What this task involves: Your task is to gather the lines below that hold the string "details".

[Saved entries]

# # #

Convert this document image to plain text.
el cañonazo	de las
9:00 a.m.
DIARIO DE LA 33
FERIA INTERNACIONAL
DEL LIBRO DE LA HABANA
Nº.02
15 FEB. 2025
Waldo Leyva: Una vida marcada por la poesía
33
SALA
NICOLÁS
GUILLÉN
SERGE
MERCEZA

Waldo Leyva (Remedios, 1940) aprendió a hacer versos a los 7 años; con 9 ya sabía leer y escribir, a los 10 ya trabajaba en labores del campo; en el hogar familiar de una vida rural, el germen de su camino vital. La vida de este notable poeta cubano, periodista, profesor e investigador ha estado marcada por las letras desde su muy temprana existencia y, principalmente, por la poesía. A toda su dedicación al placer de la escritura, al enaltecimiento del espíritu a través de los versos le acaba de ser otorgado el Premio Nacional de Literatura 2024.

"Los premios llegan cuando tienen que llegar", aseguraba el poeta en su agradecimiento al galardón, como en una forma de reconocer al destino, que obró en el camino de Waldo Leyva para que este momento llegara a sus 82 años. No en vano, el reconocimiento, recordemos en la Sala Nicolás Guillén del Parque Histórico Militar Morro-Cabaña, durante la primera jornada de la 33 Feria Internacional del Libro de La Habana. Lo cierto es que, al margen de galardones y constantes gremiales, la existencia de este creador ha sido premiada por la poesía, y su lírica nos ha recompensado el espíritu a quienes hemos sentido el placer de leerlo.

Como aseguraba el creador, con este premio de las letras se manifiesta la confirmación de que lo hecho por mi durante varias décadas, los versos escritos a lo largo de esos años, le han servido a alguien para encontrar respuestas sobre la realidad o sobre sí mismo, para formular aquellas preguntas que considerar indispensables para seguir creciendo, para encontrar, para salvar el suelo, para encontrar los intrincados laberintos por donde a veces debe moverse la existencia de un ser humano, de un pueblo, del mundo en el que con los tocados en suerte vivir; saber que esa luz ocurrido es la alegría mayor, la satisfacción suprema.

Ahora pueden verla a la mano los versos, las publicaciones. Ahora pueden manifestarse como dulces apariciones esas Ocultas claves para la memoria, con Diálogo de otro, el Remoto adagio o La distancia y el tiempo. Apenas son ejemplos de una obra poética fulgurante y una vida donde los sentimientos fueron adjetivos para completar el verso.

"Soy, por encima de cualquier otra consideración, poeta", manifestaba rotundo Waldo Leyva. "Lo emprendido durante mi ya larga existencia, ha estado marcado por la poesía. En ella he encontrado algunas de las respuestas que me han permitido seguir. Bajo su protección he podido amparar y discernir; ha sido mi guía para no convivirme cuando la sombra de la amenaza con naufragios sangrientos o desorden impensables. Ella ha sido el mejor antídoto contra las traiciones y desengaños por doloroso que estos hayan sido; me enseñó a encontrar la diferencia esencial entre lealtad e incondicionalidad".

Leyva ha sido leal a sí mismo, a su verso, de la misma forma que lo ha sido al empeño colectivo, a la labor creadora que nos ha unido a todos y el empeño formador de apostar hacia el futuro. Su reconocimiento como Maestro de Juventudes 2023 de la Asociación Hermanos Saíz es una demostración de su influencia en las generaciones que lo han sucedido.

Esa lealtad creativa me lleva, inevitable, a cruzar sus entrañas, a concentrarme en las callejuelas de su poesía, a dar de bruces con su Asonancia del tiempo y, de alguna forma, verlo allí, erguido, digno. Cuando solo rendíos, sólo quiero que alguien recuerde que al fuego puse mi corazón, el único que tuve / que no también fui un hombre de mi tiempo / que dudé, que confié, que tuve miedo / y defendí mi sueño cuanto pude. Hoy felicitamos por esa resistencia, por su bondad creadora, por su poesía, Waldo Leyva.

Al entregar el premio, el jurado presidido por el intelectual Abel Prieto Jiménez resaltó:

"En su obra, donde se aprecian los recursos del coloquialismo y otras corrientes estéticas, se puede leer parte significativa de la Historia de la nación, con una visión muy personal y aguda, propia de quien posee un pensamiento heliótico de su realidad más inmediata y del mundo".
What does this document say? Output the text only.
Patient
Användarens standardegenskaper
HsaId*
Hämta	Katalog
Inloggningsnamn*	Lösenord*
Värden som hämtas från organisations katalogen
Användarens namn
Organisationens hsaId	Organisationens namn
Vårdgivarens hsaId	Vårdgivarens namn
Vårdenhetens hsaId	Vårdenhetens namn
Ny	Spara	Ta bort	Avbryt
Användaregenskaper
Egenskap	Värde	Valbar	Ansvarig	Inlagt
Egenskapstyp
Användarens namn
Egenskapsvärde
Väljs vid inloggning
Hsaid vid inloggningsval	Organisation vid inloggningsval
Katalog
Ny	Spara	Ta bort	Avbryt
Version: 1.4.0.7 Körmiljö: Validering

# # #

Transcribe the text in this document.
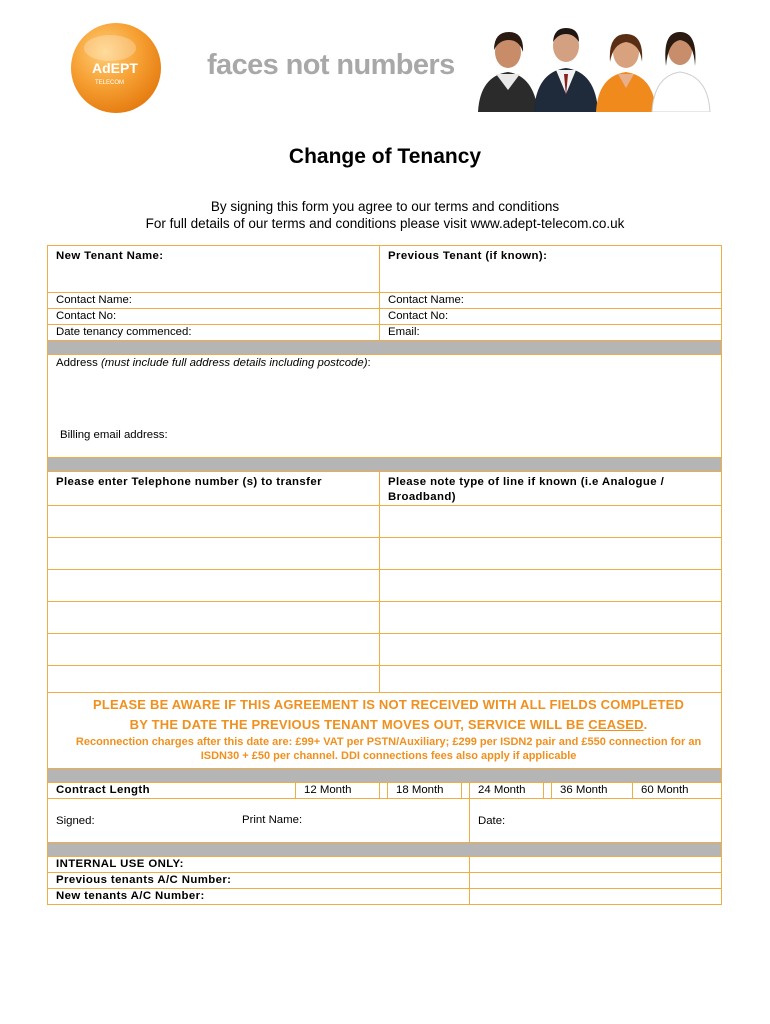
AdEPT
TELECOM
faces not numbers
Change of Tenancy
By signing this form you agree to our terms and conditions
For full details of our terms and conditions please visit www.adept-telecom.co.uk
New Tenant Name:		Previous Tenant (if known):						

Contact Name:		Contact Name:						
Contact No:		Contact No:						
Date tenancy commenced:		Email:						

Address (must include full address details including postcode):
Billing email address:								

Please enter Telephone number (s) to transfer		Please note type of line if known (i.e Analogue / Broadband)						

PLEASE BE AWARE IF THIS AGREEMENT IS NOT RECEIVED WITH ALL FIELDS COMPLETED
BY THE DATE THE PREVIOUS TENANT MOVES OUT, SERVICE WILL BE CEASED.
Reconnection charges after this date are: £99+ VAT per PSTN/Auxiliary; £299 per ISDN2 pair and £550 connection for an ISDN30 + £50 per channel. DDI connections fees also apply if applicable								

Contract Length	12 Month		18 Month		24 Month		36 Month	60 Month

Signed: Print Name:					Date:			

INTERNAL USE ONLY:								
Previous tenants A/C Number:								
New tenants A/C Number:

# # #

Task output:
For full details of our terms and conditions please visit www.adept-telecom.co.uk
Address (must include full address details including postcode):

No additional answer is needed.